begin

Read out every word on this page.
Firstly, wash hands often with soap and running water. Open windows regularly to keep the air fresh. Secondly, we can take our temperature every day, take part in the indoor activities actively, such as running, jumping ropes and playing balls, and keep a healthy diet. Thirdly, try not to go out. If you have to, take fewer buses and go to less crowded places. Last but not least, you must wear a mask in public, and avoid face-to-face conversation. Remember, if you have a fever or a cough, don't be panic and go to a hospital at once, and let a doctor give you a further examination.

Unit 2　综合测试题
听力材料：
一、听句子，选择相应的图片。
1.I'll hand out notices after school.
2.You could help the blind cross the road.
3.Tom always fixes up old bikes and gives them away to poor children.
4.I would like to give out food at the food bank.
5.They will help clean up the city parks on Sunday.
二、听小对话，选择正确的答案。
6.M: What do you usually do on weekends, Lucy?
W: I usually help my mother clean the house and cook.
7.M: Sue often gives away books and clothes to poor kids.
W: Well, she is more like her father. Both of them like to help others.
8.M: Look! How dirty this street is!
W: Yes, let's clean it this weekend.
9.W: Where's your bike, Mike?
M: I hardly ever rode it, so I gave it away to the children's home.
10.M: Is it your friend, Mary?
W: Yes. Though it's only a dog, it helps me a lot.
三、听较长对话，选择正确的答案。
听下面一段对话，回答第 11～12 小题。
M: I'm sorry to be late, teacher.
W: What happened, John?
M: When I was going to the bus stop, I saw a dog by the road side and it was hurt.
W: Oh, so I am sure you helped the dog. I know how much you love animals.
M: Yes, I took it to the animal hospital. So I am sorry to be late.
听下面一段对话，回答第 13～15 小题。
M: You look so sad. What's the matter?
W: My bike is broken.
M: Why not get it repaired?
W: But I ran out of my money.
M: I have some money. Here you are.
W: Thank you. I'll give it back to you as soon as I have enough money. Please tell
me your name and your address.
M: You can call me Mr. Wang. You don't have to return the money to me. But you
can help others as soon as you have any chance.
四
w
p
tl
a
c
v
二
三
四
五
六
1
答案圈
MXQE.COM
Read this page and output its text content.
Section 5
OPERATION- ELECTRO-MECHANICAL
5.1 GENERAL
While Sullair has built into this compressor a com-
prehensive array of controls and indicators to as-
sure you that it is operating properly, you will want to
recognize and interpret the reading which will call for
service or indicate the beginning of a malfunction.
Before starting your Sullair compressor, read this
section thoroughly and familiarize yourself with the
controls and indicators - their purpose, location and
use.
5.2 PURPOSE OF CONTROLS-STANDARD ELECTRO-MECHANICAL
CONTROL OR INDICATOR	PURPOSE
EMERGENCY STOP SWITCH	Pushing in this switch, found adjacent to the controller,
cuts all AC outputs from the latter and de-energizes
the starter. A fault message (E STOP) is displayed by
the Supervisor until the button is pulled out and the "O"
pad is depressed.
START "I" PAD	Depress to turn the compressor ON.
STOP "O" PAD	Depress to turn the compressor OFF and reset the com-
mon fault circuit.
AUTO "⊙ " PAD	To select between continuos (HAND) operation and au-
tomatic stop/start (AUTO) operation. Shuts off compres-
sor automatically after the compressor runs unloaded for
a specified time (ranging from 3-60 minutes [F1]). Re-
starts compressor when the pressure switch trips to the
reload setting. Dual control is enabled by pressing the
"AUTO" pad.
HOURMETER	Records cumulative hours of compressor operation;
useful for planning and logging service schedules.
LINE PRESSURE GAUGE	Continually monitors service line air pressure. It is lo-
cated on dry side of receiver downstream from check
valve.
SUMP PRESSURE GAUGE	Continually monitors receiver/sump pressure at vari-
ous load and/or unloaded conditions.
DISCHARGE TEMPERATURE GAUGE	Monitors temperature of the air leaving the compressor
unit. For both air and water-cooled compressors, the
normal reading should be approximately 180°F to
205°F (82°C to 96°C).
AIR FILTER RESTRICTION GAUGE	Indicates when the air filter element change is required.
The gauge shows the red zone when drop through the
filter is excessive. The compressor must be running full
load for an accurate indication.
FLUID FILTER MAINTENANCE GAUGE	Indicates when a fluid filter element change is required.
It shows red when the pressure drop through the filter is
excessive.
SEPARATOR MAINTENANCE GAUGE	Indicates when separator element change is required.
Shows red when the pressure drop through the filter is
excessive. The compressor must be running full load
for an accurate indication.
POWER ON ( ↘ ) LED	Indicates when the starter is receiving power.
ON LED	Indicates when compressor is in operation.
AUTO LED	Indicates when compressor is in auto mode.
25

end

- _EXERCISE_
Your task is to extract all of the records exactly.

- _RESPONSE_
Read out every word on this page.
Firstly, wash hands often with soap and running water. Open windows regularly to keep the air fresh. Secondly, we can take our temperature every day, take part in the indoor activities actively, such as running, jumping ropes and playing balls, and keep a healthy diet. Thirdly, try not to go out. If you have to, take fewer buses and go to less crowded places. Last but not least, you must wear a mask in public, and avoid face-to-face conversation. Remember, if you have a fever or a cough, don't be panic and go to a hospital at once, and let a doctor give you a further examination.

Unit 2　综合测试题
听力材料：
一、听句子，选择相应的图片。
1.I'll hand out notices after school.
2.You could help the blind cross the road.
3.Tom always fixes up old bikes and gives them away to poor children.
4.I would like to give out food at the food bank.
5.They will help clean up the city parks on Sunday.
二、听小对话，选择正确的答案。
6.M: What do you usually do on weekends, Lucy?
W: I usually help my mother clean the house and cook.
7.M: Sue often gives away books and clothes to poor kids.
W: Well, she is more like her father. Both of them like to help others.
8.M: Look! How dirty this street is!
W: Yes, let's clean it this weekend.
9.W: Where's your bike, Mike?
M: I hardly ever rode it, so I gave it away to the children's home.
10.M: Is it your friend, Mary?
W: Yes. Though it's only a dog, it helps me a lot.
三、听较长对话，选择正确的答案。
听下面一段对话，回答第 11～12 小题。
M: I'm sorry to be late, teacher.
W: What happened, John?
M: When I was going to the bus stop, I saw a dog by the road side and it was hurt.
W: Oh, so I am sure you helped the dog. I know how much you love animals.
M: Yes, I took it to the animal hospital. So I am sorry to be late.
听下面一段对话，回答第 13～15 小题。
M: You look so sad. What's the matter?
W: My bike is broken.
M: Why not get it repaired?
W: But I ran out of my money.
M: I have some money. Here you are.
W: Thank you. I'll give it back to you as soon as I have enough money. Please tell
me your name and your address.
M: You can call me Mr. Wang. You don't have to return the money to me. But you
can help others as soon as you have any chance.
四
w
p
tl
a
c
v
二
三
四
五
六
1
答案圈
MXQE.COM
Read this page and output its text content.
Section 5
OPERATION- ELECTRO-MECHANICAL
5.1 GENERAL
While Sullair has built into this compressor a com-
prehensive array of controls and indicators to as-
sure you that it is operating properly, you will want to
recognize and interpret the reading which will call for
service or indicate the beginning of a malfunction.
Before starting your Sullair compressor, read this
section thoroughly and familiarize yourself with the
controls and indicators - their purpose, location and
use.
5.2 PURPOSE OF CONTROLS-STANDARD ELECTRO-MECHANICAL
CONTROL OR INDICATOR	PURPOSE
EMERGENCY STOP SWITCH	Pushing in this switch, found adjacent to the controller,
cuts all AC outputs from the latter and de-energizes
the starter. A fault message (E STOP) is displayed by
the Supervisor until the button is pulled out and the "O"
pad is depressed.
START "I" PAD	Depress to turn the compressor ON.
STOP "O" PAD	Depress to turn the compressor OFF and reset the com-
mon fault circuit.
AUTO "⊙ " PAD	To select between continuos (HAND) operation and au-
tomatic stop/start (AUTO) operation. Shuts off compres-
sor automatically after the compressor runs unloaded for
a specified time (ranging from 3-60 minutes [F1]). Re-
starts compressor when the pressure switch trips to the
reload setting. Dual control is enabled by pressing the
"AUTO" pad.
HOURMETER	Records cumulative hours of compressor operation;
useful for planning and logging service schedules.
LINE PRESSURE GAUGE	Continually monitors service line air pressure. It is lo-
cated on dry side of receiver downstream from check
valve.
SUMP PRESSURE GAUGE	Continually monitors receiver/sump pressure at vari-
ous load and/or unloaded conditions.
DISCHARGE TEMPERATURE GAUGE	Monitors temperature of the air leaving the compressor
unit. For both air and water-cooled compressors, the
normal reading should be approximately 180°F to
205°F (82°C to 96°C).
AIR FILTER RESTRICTION GAUGE	Indicates when the air filter element change is required.
The gauge shows the red zone when drop through the
filter is excessive. The compressor must be running full
load for an accurate indication.
FLUID FILTER MAINTENANCE GAUGE	Indicates when a fluid filter element change is required.
It shows red when the pressure drop through the filter is
excessive.
SEPARATOR MAINTENANCE GAUGE	Indicates when separator element change is required.
Shows red when the pressure drop through the filter is
excessive. The compressor must be running full load
for an accurate indication.
POWER ON ( ↘ ) LED	Indicates when the starter is receiving power.
ON LED	Indicates when compressor is in operation.
AUTO LED	Indicates when compressor is in auto mode.
25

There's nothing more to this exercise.